◆ What you will do
Leave out the pictures and copy each record below exactly.

◆ Excerpts from a figure dataset
---+---

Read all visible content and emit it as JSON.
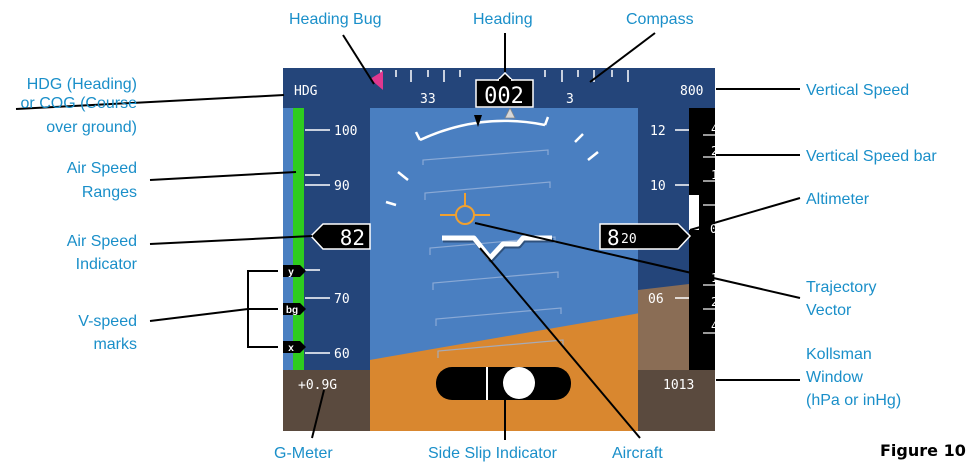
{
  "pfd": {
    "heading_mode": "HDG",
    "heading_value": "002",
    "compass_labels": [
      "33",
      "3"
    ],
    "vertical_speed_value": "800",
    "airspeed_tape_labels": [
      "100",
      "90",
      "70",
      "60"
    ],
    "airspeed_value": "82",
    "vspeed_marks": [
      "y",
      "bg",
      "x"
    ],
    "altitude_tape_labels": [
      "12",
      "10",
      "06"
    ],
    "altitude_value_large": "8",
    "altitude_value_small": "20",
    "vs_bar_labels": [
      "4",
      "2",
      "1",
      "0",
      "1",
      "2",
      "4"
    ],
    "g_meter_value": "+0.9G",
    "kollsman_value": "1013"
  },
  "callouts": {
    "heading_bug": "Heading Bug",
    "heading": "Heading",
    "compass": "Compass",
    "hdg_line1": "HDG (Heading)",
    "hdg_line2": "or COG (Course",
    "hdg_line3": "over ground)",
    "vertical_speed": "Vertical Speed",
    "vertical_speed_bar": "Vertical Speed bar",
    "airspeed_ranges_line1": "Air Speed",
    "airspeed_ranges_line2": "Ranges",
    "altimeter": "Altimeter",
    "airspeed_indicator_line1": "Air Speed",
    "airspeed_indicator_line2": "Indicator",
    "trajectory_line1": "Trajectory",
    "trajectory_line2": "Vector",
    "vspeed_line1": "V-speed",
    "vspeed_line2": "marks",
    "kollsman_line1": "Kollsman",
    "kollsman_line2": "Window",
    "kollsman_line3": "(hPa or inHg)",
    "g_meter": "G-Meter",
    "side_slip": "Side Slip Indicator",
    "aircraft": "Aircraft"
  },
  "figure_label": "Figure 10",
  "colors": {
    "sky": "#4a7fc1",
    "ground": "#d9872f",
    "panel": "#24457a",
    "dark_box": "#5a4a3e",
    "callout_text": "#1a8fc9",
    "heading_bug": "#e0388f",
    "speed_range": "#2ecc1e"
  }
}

---+---

◆ Worked solution
Read all visible content and emit it as JSON.
{
  "pfd": {
    "heading_mode": "HDG",
    "heading_value": "002",
    "compass_labels": [
      "33",
      "3"
    ],
    "vertical_speed_value": "800",
    "airspeed_tape_labels": [
      "100",
      "90",
      "70",
      "60"
    ],
    "airspeed_value": "82",
    "vspeed_marks": [
      "y",
      "bg",
      "x"
    ],
    "altitude_tape_labels": [
      "12",
      "10",
      "06"
    ],
    "altitude_value_large": "8",
    "altitude_value_small": "20",
    "vs_bar_labels": [
      "4",
      "2",
      "1",
      "0",
      "1",
      "2",
      "4"
    ],
    "g_meter_value": "+0.9G",
    "kollsman_value": "1013"
  },
  "callouts": {
    "heading_bug": "Heading Bug",
    "heading": "Heading",
    "compass": "Compass",
    "hdg_line1": "HDG (Heading)",
    "hdg_line2": "or COG (Course",
    "hdg_line3": "over ground)",
    "vertical_speed": "Vertical Speed",
    "vertical_speed_bar": "Vertical Speed bar",
    "airspeed_ranges_line1": "Air Speed",
    "airspeed_ranges_line2": "Ranges",
    "altimeter": "Altimeter",
    "airspeed_indicator_line1": "Air Speed",
    "airspeed_indicator_line2": "Indicator",
    "trajectory_line1": "Trajectory",
    "trajectory_line2": "Vector",
    "vspeed_line1": "V-speed",
    "vspeed_line2": "marks",
    "kollsman_line1": "Kollsman",
    "kollsman_line2": "Window",
    "kollsman_line3": "(hPa or inHg)",
    "g_meter": "G-Meter",
    "side_slip": "Side Slip Indicator",
    "aircraft": "Aircraft"
  },
  "figure_label": "Figure 10",
  "colors": {
    "sky": "#4a7fc1",
    "ground": "#d9872f",
    "panel": "#24457a",
    "dark_box": "#5a4a3e",
    "callout_text": "#1a8fc9",
    "heading_bug": "#e0388f",
    "speed_range": "#2ecc1e"
  }
}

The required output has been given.